§ THE REQUEST
Output all of the entries below precisely as written.

(Figure data in JSON)
--------------------------------------------------

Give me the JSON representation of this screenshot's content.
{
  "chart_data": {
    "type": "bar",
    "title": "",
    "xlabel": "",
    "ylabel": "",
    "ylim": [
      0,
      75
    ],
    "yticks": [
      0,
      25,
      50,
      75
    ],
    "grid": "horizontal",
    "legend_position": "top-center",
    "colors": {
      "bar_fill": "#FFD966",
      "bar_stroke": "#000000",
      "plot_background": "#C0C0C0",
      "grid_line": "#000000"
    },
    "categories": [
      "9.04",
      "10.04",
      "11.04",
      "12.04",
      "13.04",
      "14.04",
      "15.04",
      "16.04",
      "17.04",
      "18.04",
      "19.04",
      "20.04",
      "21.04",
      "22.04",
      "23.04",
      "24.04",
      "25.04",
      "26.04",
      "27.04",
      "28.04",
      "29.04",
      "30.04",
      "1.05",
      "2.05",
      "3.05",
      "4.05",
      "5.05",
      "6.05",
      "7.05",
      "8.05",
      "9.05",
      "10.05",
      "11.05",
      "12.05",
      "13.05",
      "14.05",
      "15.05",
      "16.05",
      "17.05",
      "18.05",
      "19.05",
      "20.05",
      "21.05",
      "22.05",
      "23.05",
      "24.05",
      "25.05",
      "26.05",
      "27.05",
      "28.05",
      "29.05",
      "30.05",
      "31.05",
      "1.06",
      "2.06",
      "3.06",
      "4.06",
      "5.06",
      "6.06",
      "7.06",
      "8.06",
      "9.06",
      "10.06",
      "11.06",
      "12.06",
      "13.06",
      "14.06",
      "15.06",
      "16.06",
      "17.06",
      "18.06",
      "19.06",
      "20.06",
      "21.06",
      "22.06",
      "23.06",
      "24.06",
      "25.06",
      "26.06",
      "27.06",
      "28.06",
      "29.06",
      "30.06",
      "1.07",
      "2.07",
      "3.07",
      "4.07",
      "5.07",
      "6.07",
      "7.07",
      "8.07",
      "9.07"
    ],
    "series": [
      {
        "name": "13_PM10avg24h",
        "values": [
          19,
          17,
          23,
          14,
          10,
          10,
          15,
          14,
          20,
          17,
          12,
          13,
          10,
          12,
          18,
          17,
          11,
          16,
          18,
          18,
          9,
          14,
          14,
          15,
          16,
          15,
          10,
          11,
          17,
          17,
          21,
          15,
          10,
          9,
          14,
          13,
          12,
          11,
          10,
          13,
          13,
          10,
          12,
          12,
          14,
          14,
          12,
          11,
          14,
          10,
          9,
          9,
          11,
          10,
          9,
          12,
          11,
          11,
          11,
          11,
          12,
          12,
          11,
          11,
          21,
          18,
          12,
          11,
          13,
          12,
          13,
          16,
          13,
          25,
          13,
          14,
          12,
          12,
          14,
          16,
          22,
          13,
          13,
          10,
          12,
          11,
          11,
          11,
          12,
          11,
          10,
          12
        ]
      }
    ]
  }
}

--------------------------------------------------

§ RESULT OF THIS TASK
Give me the JSON representation of this screenshot's content.
{
  "chart_data": {
    "type": "bar",
    "title": "",
    "xlabel": "",
    "ylabel": "",
    "ylim": [
      0,
      75
    ],
    "yticks": [
      0,
      25,
      50,
      75
    ],
    "grid": "horizontal",
    "legend_position": "top-center",
    "colors": {
      "bar_fill": "#FFD966",
      "bar_stroke": "#000000",
      "plot_background": "#C0C0C0",
      "grid_line": "#000000"
    },
    "categories": [
      "9.04",
      "10.04",
      "11.04",
      "12.04",
      "13.04",
      "14.04",
      "15.04",
      "16.04",
      "17.04",
      "18.04",
      "19.04",
      "20.04",
      "21.04",
      "22.04",
      "23.04",
      "24.04",
      "25.04",
      "26.04",
      "27.04",
      "28.04",
      "29.04",
      "30.04",
      "1.05",
      "2.05",
      "3.05",
      "4.05",
      "5.05",
      "6.05",
      "7.05",
      "8.05",
      "9.05",
      "10.05",
      "11.05",
      "12.05",
      "13.05",
      "14.05",
      "15.05",
      "16.05",
      "17.05",
      "18.05",
      "19.05",
      "20.05",
      "21.05",
      "22.05",
      "23.05",
      "24.05",
      "25.05",
      "26.05",
      "27.05",
      "28.05",
      "29.05",
      "30.05",
      "31.05",
      "1.06",
      "2.06",
      "3.06",
      "4.06",
      "5.06",
      "6.06",
      "7.06",
      "8.06",
      "9.06",
      "10.06",
      "11.06",
      "12.06",
      "13.06",
      "14.06",
      "15.06",
      "16.06",
      "17.06",
      "18.06",
      "19.06",
      "20.06",
      "21.06",
      "22.06",
      "23.06",
      "24.06",
      "25.06",
      "26.06",
      "27.06",
      "28.06",
      "29.06",
      "30.06",
      "1.07",
      "2.07",
      "3.07",
      "4.07",
      "5.07",
      "6.07",
      "7.07",
      "8.07",
      "9.07"
    ],
    "series": [
      {
        "name": "13_PM10avg24h",
        "values": [
          19,
          17,
          23,
          14,
          10,
          10,
          15,
          14,
          20,
          17,
          12,
          13,
          10,
          12,
          18,
          17,
          11,
          16,
          18,
          18,
          9,
          14,
          14,
          15,
          16,
          15,
          10,
          11,
          17,
          17,
          21,
          15,
          10,
          9,
          14,
          13,
          12,
          11,
          10,
          13,
          13,
          10,
          12,
          12,
          14,
          14,
          12,
          11,
          14,
          10,
          9,
          9,
          11,
          10,
          9,
          12,
          11,
          11,
          11,
          11,
          12,
          12,
          11,
          11,
          21,
          18,
          12,
          11,
          13,
          12,
          13,
          16,
          13,
          25,
          13,
          14,
          12,
          12,
          14,
          16,
          22,
          13,
          13,
          10,
          12,
          11,
          11,
          11,
          12,
          11,
          10,
          12
        ]
      }
    ]
  }
}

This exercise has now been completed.